Task to complete: Below are records to be output exactly, every one of them.

Dataset excerpts:
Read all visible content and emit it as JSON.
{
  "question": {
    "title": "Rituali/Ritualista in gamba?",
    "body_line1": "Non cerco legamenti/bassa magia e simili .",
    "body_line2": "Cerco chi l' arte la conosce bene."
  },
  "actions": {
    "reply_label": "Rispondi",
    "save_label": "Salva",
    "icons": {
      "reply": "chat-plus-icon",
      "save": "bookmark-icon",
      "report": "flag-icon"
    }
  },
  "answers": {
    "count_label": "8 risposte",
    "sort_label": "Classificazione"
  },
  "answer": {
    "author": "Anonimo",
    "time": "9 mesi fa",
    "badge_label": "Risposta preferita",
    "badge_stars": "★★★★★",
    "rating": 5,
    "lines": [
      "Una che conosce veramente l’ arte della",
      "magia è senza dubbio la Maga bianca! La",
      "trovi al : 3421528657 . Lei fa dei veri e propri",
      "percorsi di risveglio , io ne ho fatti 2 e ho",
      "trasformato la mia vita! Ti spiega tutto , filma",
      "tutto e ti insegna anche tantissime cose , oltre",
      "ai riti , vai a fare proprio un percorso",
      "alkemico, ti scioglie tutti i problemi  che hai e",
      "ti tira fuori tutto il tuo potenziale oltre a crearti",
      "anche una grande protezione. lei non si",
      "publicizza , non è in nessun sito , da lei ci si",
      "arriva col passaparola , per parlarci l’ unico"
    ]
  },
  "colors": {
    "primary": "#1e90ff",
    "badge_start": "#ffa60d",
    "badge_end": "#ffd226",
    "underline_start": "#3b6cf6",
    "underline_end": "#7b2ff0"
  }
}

Complete answer:
Read all visible content and emit it as JSON.
{
  "question": {
    "title": "Rituali/Ritualista in gamba?",
    "body_line1": "Non cerco legamenti/bassa magia e simili .",
    "body_line2": "Cerco chi l' arte la conosce bene."
  },
  "actions": {
    "reply_label": "Rispondi",
    "save_label": "Salva",
    "icons": {
      "reply": "chat-plus-icon",
      "save": "bookmark-icon",
      "report": "flag-icon"
    }
  },
  "answers": {
    "count_label": "8 risposte",
    "sort_label": "Classificazione"
  },
  "answer": {
    "author": "Anonimo",
    "time": "9 mesi fa",
    "badge_label": "Risposta preferita",
    "badge_stars": "★★★★★",
    "rating": 5,
    "lines": [
      "Una che conosce veramente l’ arte della",
      "magia è senza dubbio la Maga bianca! La",
      "trovi al : 3421528657 . Lei fa dei veri e propri",
      "percorsi di risveglio , io ne ho fatti 2 e ho",
      "trasformato la mia vita! Ti spiega tutto , filma",
      "tutto e ti insegna anche tantissime cose , oltre",
      "ai riti , vai a fare proprio un percorso",
      "alkemico, ti scioglie tutti i problemi  che hai e",
      "ti tira fuori tutto il tuo potenziale oltre a crearti",
      "anche una grande protezione. lei non si",
      "publicizza , non è in nessun sito , da lei ci si",
      "arriva col passaparola , per parlarci l’ unico"
    ]
  },
  "colors": {
    "primary": "#1e90ff",
    "badge_start": "#ffa60d",
    "badge_end": "#ffd226",
    "underline_start": "#3b6cf6",
    "underline_end": "#7b2ff0"
  }
}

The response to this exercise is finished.